> Problem details
Locate every line in the records below that holds the word "more" and return each one.

(Recorded data)

——

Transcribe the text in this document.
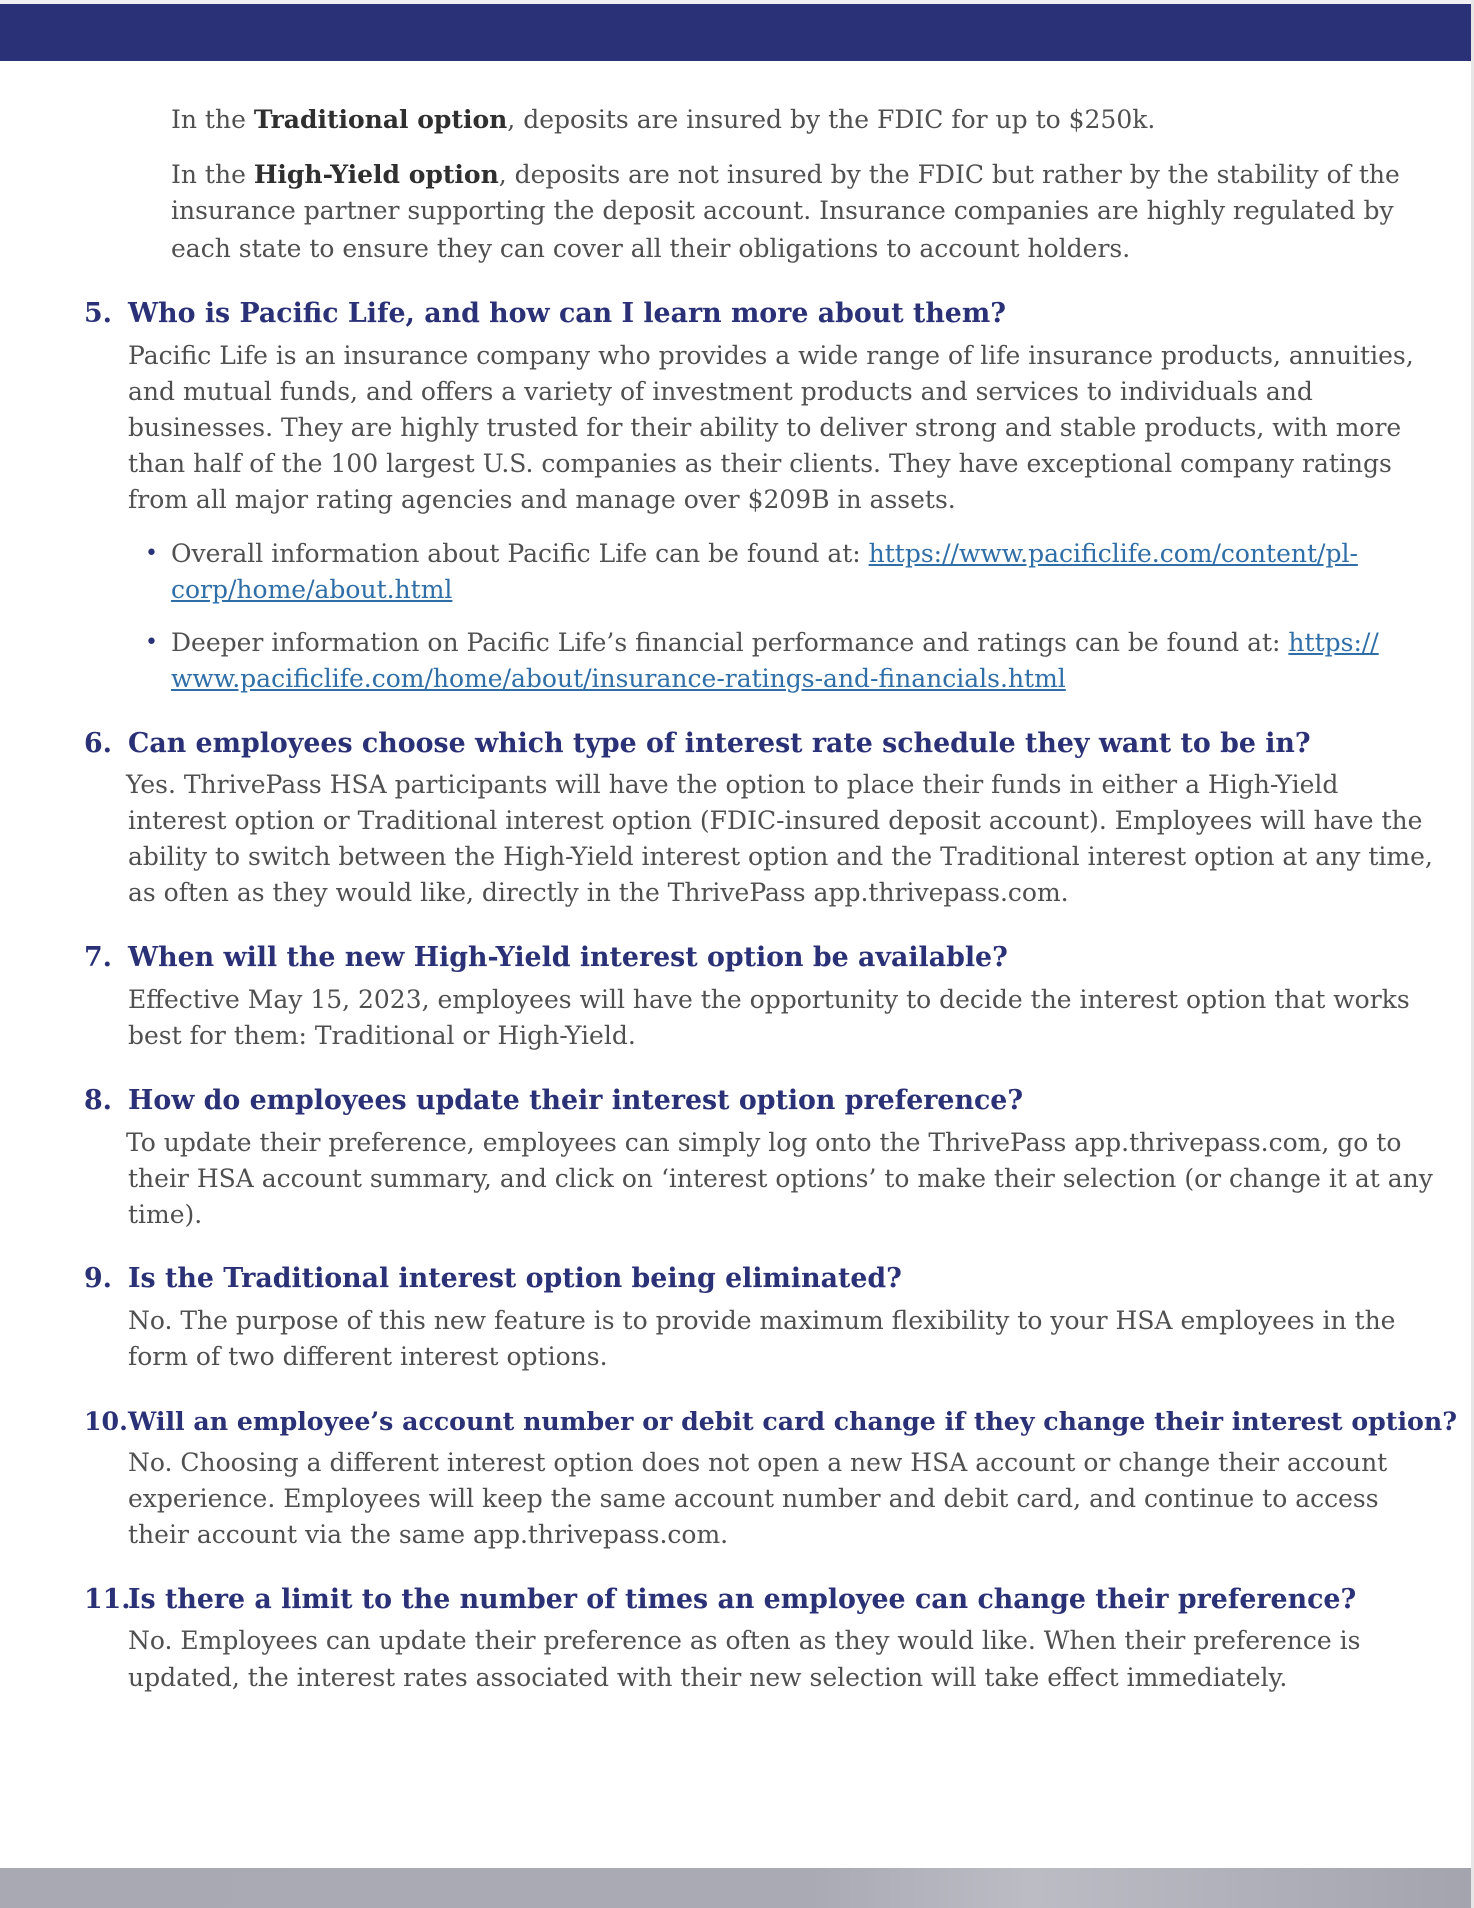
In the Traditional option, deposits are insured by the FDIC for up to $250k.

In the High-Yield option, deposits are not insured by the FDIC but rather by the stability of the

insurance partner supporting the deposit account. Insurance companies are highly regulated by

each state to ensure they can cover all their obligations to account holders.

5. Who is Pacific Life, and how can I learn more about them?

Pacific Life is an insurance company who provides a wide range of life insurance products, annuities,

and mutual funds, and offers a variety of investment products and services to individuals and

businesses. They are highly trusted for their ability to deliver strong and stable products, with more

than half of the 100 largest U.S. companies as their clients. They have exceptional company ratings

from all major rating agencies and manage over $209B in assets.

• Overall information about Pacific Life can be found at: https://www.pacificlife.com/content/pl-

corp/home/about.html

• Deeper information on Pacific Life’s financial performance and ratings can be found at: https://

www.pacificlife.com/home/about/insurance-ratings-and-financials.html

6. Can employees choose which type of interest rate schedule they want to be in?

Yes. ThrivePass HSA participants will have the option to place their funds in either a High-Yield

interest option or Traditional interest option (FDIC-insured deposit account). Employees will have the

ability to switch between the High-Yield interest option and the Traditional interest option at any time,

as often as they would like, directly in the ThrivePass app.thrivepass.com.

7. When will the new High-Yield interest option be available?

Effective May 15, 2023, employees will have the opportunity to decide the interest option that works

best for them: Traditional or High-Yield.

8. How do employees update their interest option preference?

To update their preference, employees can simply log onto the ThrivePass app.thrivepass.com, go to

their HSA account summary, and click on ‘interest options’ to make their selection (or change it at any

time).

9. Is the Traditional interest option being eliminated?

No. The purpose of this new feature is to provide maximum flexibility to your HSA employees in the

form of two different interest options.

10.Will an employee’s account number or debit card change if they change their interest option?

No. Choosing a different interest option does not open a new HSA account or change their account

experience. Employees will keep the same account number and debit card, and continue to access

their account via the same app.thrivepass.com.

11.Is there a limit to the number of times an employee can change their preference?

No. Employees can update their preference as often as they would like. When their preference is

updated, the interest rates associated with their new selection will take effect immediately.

——

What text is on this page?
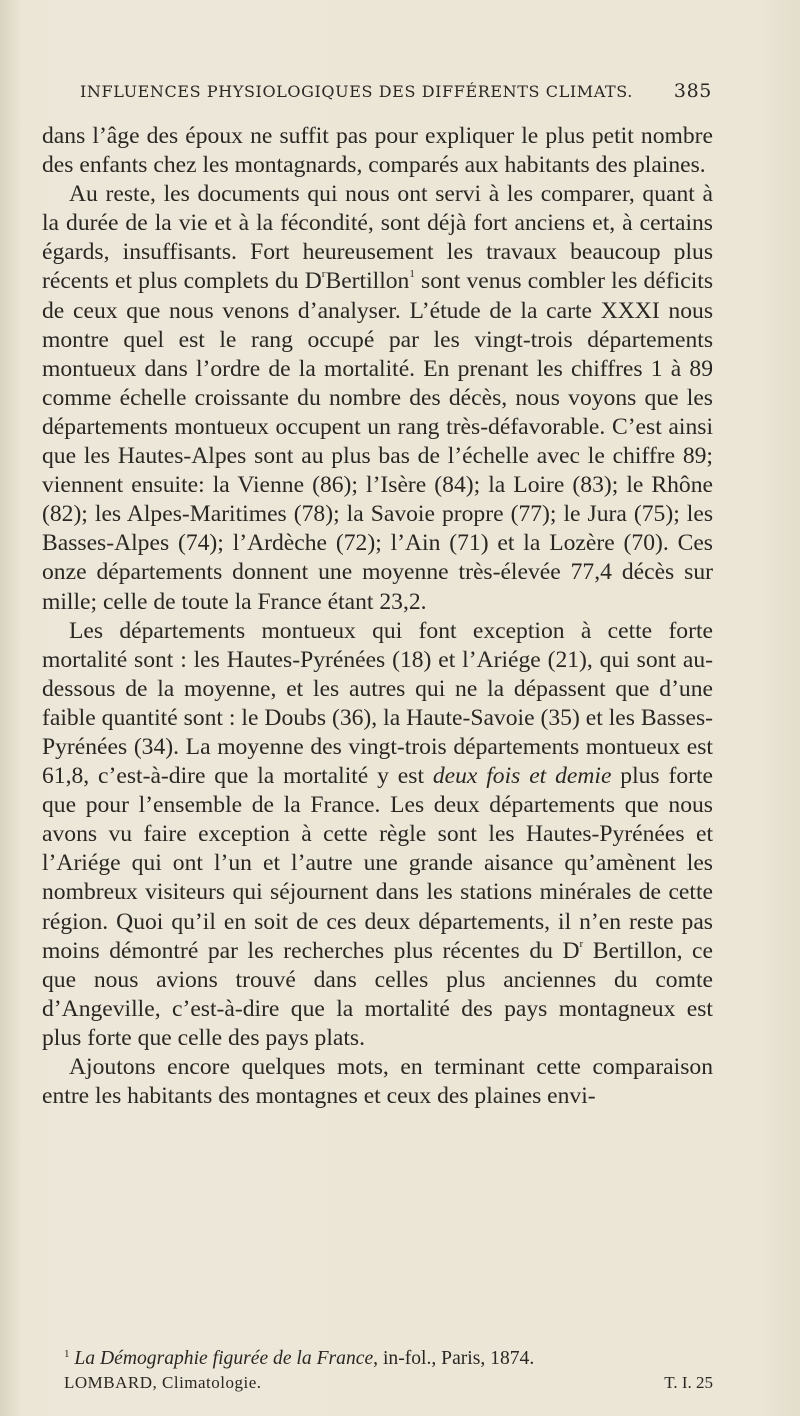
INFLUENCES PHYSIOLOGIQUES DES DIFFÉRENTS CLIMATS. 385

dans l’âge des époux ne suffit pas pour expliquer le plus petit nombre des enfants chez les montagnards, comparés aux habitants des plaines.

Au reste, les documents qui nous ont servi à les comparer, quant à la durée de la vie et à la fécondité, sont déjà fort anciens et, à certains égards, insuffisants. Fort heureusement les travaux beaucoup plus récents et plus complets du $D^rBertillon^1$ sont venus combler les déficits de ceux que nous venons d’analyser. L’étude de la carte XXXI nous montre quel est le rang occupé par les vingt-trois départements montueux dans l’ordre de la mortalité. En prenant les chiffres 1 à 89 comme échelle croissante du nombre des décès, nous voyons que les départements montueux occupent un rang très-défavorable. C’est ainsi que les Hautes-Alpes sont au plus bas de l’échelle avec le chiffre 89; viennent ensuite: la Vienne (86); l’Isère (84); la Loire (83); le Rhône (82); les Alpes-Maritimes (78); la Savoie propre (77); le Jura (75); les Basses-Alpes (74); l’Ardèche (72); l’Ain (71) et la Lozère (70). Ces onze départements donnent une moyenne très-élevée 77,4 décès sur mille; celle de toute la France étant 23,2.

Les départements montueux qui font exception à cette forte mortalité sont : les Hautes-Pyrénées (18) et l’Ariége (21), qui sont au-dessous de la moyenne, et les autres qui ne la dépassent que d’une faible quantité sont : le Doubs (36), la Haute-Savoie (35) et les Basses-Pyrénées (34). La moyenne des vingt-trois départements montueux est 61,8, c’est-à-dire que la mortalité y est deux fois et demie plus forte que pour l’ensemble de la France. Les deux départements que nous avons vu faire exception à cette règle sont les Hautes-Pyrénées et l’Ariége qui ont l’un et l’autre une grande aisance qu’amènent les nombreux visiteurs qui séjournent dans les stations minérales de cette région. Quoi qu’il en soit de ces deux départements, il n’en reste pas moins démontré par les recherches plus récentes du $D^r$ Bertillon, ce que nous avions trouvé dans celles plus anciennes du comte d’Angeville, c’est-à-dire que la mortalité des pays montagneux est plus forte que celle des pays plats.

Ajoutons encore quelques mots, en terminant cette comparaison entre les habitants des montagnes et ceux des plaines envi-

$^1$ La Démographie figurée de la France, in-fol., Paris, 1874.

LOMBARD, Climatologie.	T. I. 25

——

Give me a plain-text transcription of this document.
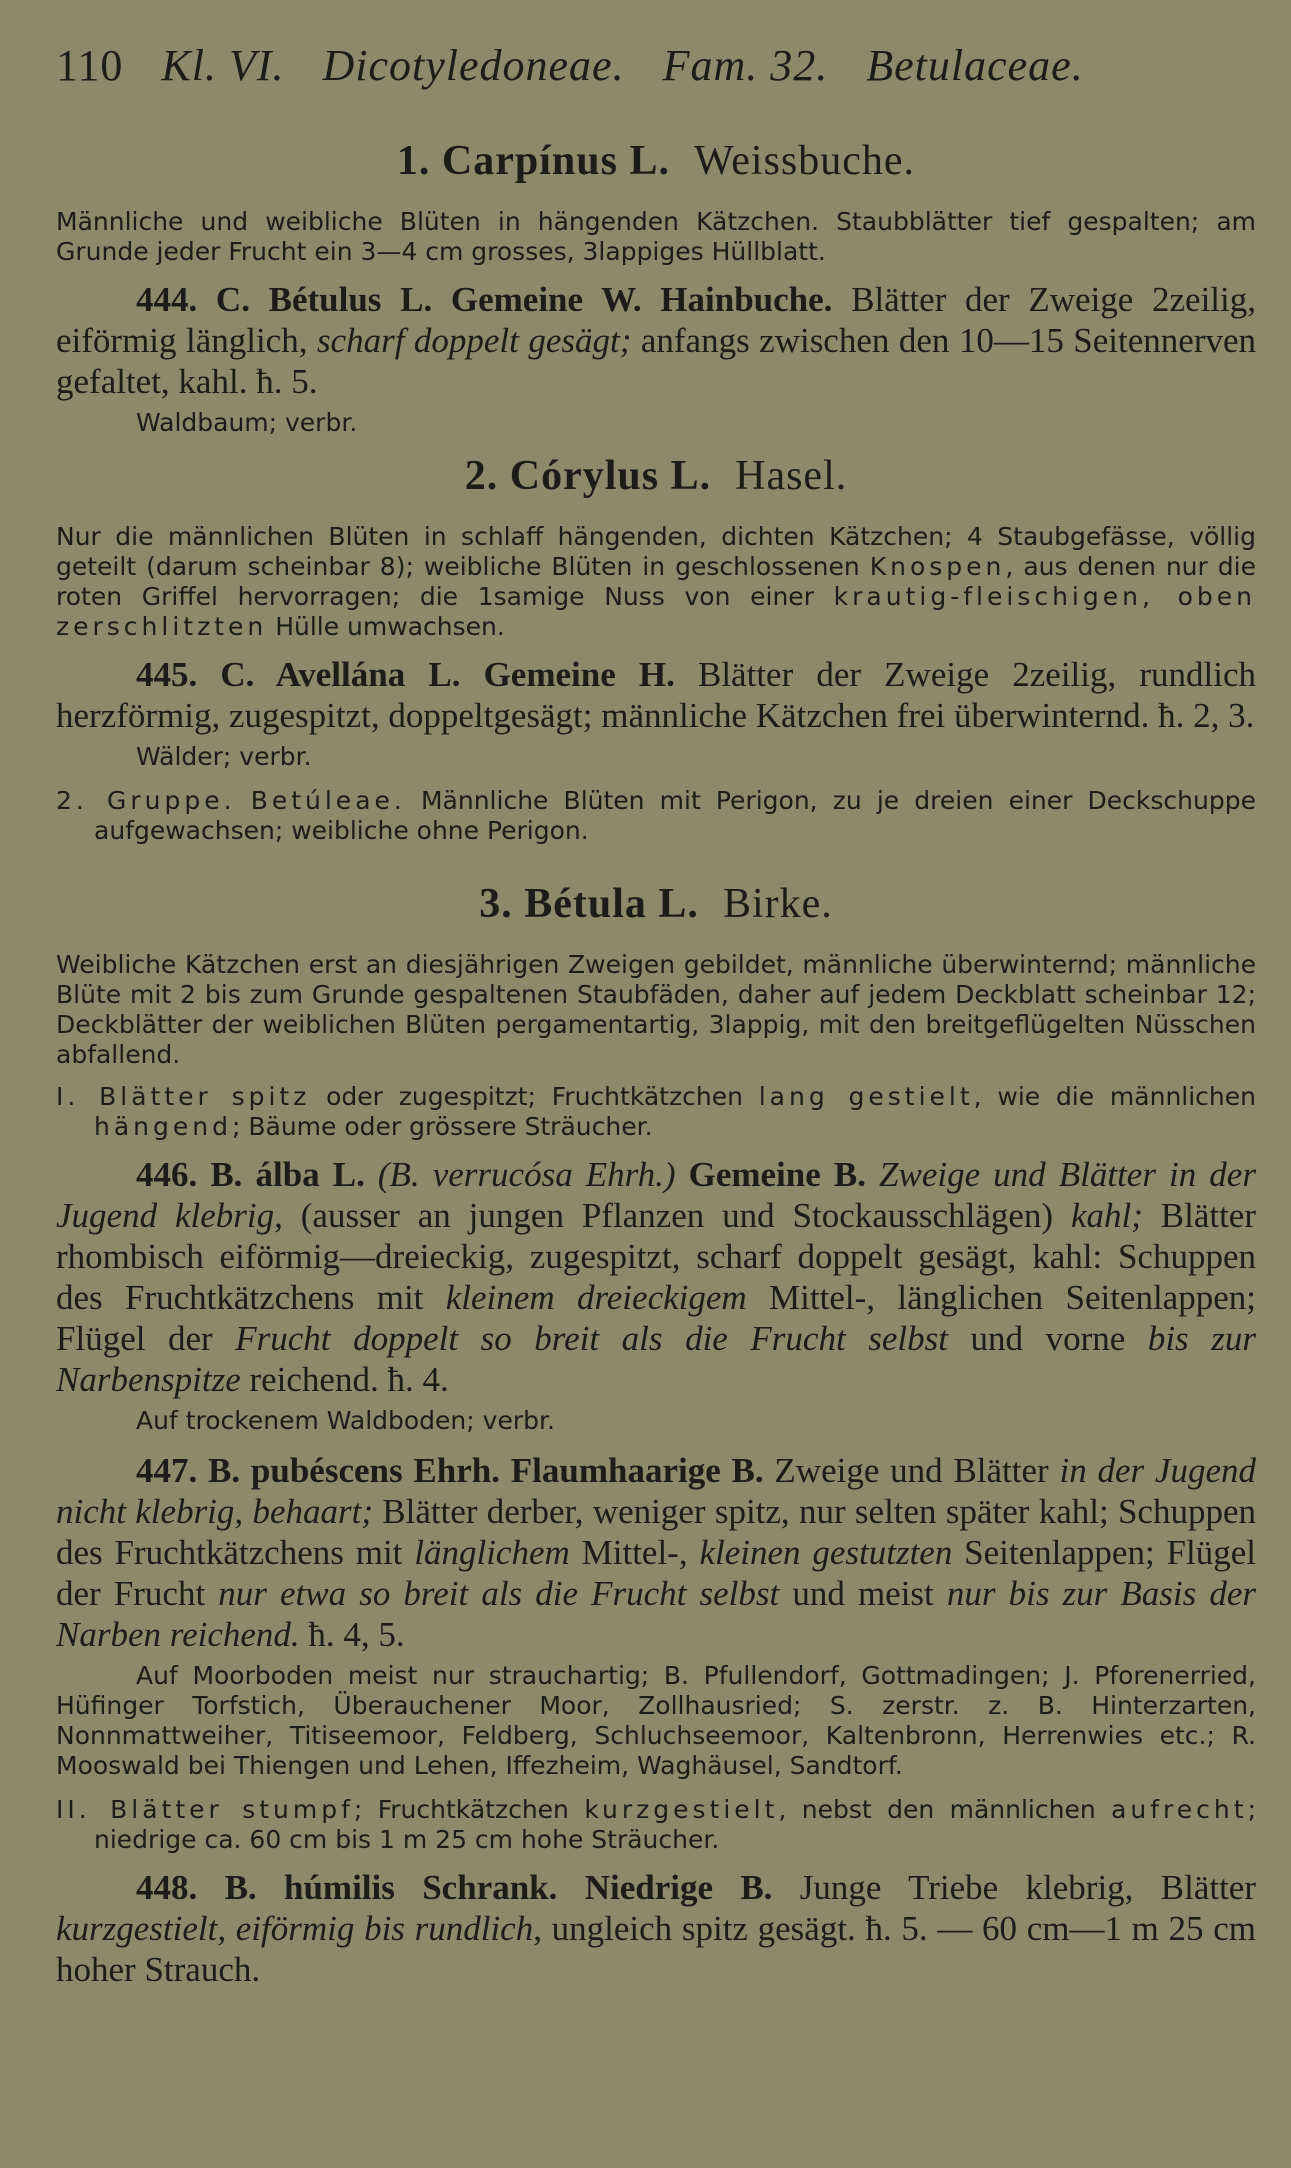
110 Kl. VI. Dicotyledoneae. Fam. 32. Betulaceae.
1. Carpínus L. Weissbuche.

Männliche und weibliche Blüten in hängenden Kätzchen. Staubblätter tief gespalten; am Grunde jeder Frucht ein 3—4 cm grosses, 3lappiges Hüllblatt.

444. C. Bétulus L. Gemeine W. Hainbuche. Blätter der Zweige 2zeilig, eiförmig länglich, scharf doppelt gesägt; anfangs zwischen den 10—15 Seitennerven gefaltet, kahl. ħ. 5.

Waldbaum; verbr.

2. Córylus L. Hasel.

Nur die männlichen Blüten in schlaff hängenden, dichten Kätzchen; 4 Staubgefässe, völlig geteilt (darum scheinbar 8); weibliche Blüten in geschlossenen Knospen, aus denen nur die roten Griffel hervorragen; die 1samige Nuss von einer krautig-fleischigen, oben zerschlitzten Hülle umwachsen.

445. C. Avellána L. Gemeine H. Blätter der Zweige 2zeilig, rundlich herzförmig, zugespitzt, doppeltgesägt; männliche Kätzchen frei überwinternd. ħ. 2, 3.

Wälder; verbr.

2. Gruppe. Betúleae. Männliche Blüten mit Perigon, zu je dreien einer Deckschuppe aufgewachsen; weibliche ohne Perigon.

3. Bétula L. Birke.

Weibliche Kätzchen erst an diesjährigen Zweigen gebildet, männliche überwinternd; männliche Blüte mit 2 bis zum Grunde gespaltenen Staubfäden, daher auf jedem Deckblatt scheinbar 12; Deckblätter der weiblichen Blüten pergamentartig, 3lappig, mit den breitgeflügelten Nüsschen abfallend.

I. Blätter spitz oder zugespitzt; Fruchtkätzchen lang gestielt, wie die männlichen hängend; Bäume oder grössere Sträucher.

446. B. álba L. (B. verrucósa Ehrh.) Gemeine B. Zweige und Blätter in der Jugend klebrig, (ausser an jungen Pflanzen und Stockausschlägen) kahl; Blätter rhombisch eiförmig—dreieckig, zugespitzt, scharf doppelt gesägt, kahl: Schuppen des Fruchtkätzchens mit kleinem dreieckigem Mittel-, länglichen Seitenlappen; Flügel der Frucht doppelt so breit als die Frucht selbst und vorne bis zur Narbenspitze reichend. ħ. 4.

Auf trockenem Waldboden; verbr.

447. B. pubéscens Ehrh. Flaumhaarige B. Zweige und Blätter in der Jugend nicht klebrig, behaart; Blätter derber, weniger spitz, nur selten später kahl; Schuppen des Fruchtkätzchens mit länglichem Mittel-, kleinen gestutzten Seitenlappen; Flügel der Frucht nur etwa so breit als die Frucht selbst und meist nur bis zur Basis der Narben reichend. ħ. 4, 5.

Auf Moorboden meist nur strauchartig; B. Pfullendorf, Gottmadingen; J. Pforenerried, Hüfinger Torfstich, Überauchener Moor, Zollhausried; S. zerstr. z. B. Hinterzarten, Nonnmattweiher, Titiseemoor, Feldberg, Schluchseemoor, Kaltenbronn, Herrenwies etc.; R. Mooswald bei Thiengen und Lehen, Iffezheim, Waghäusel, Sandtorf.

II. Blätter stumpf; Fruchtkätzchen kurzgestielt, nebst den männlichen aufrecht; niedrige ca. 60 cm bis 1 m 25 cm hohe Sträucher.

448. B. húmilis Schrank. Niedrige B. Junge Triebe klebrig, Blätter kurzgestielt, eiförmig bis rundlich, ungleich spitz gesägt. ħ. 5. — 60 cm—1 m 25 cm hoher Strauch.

——

> Expected answer
5. Who is Pacific Life, and how can I learn more about them?
businesses. They are highly trusted for their ability to deliver strong and stable products, with more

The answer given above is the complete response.